Input for this task =
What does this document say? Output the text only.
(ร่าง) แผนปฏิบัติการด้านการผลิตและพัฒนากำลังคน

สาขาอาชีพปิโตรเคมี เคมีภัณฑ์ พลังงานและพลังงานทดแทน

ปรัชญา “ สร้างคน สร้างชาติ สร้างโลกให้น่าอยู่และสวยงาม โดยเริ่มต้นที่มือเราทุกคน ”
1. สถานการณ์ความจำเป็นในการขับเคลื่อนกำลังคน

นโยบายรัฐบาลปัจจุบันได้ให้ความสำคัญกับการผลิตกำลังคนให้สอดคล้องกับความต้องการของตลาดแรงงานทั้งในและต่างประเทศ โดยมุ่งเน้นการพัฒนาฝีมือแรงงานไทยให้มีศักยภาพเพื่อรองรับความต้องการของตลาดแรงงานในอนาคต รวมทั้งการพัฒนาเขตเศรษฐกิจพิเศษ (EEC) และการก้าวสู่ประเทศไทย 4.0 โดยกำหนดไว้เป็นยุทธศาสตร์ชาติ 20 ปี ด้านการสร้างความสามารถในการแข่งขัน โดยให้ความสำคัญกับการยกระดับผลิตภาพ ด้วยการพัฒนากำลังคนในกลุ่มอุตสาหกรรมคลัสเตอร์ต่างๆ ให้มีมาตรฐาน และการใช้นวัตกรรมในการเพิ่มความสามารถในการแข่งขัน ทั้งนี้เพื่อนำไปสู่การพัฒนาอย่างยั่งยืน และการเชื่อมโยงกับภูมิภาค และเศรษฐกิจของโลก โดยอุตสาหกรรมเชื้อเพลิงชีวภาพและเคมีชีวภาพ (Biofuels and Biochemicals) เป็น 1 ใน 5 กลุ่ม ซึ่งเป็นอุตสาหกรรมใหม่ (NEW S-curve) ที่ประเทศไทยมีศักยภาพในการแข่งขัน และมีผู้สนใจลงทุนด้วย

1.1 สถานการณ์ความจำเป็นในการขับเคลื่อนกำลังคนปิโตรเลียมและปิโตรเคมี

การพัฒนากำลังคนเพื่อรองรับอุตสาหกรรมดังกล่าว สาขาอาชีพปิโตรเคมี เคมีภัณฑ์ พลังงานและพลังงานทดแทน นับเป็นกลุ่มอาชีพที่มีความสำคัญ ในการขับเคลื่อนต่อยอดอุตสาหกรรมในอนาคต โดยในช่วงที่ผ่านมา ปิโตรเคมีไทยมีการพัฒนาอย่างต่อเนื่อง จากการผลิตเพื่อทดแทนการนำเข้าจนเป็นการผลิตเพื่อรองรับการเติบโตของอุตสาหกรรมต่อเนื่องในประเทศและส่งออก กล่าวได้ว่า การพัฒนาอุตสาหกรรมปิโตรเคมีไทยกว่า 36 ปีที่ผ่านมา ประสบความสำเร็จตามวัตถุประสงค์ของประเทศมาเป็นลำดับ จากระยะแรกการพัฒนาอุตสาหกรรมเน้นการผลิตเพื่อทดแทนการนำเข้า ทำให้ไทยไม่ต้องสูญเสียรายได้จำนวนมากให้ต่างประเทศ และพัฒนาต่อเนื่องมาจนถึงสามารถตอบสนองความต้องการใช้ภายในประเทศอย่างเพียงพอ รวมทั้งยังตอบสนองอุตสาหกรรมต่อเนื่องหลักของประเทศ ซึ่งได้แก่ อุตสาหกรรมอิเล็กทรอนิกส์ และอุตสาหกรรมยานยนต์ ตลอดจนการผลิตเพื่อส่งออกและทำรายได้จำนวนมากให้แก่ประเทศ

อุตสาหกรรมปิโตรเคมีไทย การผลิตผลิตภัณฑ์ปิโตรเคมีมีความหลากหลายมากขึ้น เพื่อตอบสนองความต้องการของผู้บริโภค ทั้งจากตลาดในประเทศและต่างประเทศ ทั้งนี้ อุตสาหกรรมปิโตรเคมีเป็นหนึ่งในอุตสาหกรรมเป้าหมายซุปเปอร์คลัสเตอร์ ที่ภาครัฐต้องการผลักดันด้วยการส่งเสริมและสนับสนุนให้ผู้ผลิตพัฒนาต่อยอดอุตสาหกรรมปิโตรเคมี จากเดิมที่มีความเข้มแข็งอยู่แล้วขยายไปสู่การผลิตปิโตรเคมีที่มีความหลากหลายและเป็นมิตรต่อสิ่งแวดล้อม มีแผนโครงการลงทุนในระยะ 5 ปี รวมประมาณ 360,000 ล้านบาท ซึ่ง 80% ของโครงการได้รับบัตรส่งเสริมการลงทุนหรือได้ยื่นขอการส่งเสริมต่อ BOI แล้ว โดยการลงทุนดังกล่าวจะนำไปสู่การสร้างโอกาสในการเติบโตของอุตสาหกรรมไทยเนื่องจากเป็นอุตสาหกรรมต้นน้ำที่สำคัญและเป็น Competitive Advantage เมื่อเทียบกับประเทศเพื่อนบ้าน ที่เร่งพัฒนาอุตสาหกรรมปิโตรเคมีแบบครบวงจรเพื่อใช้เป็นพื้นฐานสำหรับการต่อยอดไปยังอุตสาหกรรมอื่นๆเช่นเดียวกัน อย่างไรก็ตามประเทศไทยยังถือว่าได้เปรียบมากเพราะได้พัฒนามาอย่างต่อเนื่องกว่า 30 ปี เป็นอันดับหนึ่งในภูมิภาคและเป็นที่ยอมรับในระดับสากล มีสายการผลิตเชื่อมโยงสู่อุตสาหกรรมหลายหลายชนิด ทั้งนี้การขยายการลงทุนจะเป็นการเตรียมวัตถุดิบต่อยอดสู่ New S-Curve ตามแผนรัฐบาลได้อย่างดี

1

Your goal =
Output every line above without altering anything.

Expected answer =
What does this document say? Output the text only.
(ร่าง) แผนปฏิบัติการด้านการผลิตและพัฒนากำลังคน

สาขาอาชีพปิโตรเคมี เคมีภัณฑ์ พลังงานและพลังงานทดแทน

ปรัชญา “ สร้างคน สร้างชาติ สร้างโลกให้น่าอยู่และสวยงาม โดยเริ่มต้นที่มือเราทุกคน ”
1. สถานการณ์ความจำเป็นในการขับเคลื่อนกำลังคน

นโยบายรัฐบาลปัจจุบันได้ให้ความสำคัญกับการผลิตกำลังคนให้สอดคล้องกับความต้องการของตลาดแรงงานทั้งในและต่างประเทศ โดยมุ่งเน้นการพัฒนาฝีมือแรงงานไทยให้มีศักยภาพเพื่อรองรับความต้องการของตลาดแรงงานในอนาคต รวมทั้งการพัฒนาเขตเศรษฐกิจพิเศษ (EEC) และการก้าวสู่ประเทศไทย 4.0 โดยกำหนดไว้เป็นยุทธศาสตร์ชาติ 20 ปี ด้านการสร้างความสามารถในการแข่งขัน โดยให้ความสำคัญกับการยกระดับผลิตภาพ ด้วยการพัฒนากำลังคนในกลุ่มอุตสาหกรรมคลัสเตอร์ต่างๆ ให้มีมาตรฐาน และการใช้นวัตกรรมในการเพิ่มความสามารถในการแข่งขัน ทั้งนี้เพื่อนำไปสู่การพัฒนาอย่างยั่งยืน และการเชื่อมโยงกับภูมิภาค และเศรษฐกิจของโลก โดยอุตสาหกรรมเชื้อเพลิงชีวภาพและเคมีชีวภาพ (Biofuels and Biochemicals) เป็น 1 ใน 5 กลุ่ม ซึ่งเป็นอุตสาหกรรมใหม่ (NEW S-curve) ที่ประเทศไทยมีศักยภาพในการแข่งขัน และมีผู้สนใจลงทุนด้วย

1.1 สถานการณ์ความจำเป็นในการขับเคลื่อนกำลังคนปิโตรเลียมและปิโตรเคมี

การพัฒนากำลังคนเพื่อรองรับอุตสาหกรรมดังกล่าว สาขาอาชีพปิโตรเคมี เคมีภัณฑ์ พลังงานและพลังงานทดแทน นับเป็นกลุ่มอาชีพที่มีความสำคัญ ในการขับเคลื่อนต่อยอดอุตสาหกรรมในอนาคต โดยในช่วงที่ผ่านมา ปิโตรเคมีไทยมีการพัฒนาอย่างต่อเนื่อง จากการผลิตเพื่อทดแทนการนำเข้าจนเป็นการผลิตเพื่อรองรับการเติบโตของอุตสาหกรรมต่อเนื่องในประเทศและส่งออก กล่าวได้ว่า การพัฒนาอุตสาหกรรมปิโตรเคมีไทยกว่า 36 ปีที่ผ่านมา ประสบความสำเร็จตามวัตถุประสงค์ของประเทศมาเป็นลำดับ จากระยะแรกการพัฒนาอุตสาหกรรมเน้นการผลิตเพื่อทดแทนการนำเข้า ทำให้ไทยไม่ต้องสูญเสียรายได้จำนวนมากให้ต่างประเทศ และพัฒนาต่อเนื่องมาจนถึงสามารถตอบสนองความต้องการใช้ภายในประเทศอย่างเพียงพอ รวมทั้งยังตอบสนองอุตสาหกรรมต่อเนื่องหลักของประเทศ ซึ่งได้แก่ อุตสาหกรรมอิเล็กทรอนิกส์ และอุตสาหกรรมยานยนต์ ตลอดจนการผลิตเพื่อส่งออกและทำรายได้จำนวนมากให้แก่ประเทศ

อุตสาหกรรมปิโตรเคมีไทย การผลิตผลิตภัณฑ์ปิโตรเคมีมีความหลากหลายมากขึ้น เพื่อตอบสนองความต้องการของผู้บริโภค ทั้งจากตลาดในประเทศและต่างประเทศ ทั้งนี้ อุตสาหกรรมปิโตรเคมีเป็นหนึ่งในอุตสาหกรรมเป้าหมายซุปเปอร์คลัสเตอร์ ที่ภาครัฐต้องการผลักดันด้วยการส่งเสริมและสนับสนุนให้ผู้ผลิตพัฒนาต่อยอดอุตสาหกรรมปิโตรเคมี จากเดิมที่มีความเข้มแข็งอยู่แล้วขยายไปสู่การผลิตปิโตรเคมีที่มีความหลากหลายและเป็นมิตรต่อสิ่งแวดล้อม มีแผนโครงการลงทุนในระยะ 5 ปี รวมประมาณ 360,000 ล้านบาท ซึ่ง 80% ของโครงการได้รับบัตรส่งเสริมการลงทุนหรือได้ยื่นขอการส่งเสริมต่อ BOI แล้ว โดยการลงทุนดังกล่าวจะนำไปสู่การสร้างโอกาสในการเติบโตของอุตสาหกรรมไทยเนื่องจากเป็นอุตสาหกรรมต้นน้ำที่สำคัญและเป็น Competitive Advantage เมื่อเทียบกับประเทศเพื่อนบ้าน ที่เร่งพัฒนาอุตสาหกรรมปิโตรเคมีแบบครบวงจรเพื่อใช้เป็นพื้นฐานสำหรับการต่อยอดไปยังอุตสาหกรรมอื่นๆเช่นเดียวกัน อย่างไรก็ตามประเทศไทยยังถือว่าได้เปรียบมากเพราะได้พัฒนามาอย่างต่อเนื่องกว่า 30 ปี เป็นอันดับหนึ่งในภูมิภาคและเป็นที่ยอมรับในระดับสากล มีสายการผลิตเชื่อมโยงสู่อุตสาหกรรมหลายหลายชนิด ทั้งนี้การขยายการลงทุนจะเป็นการเตรียมวัตถุดิบต่อยอดสู่ New S-Curve ตามแผนรัฐบาลได้อย่างดี

1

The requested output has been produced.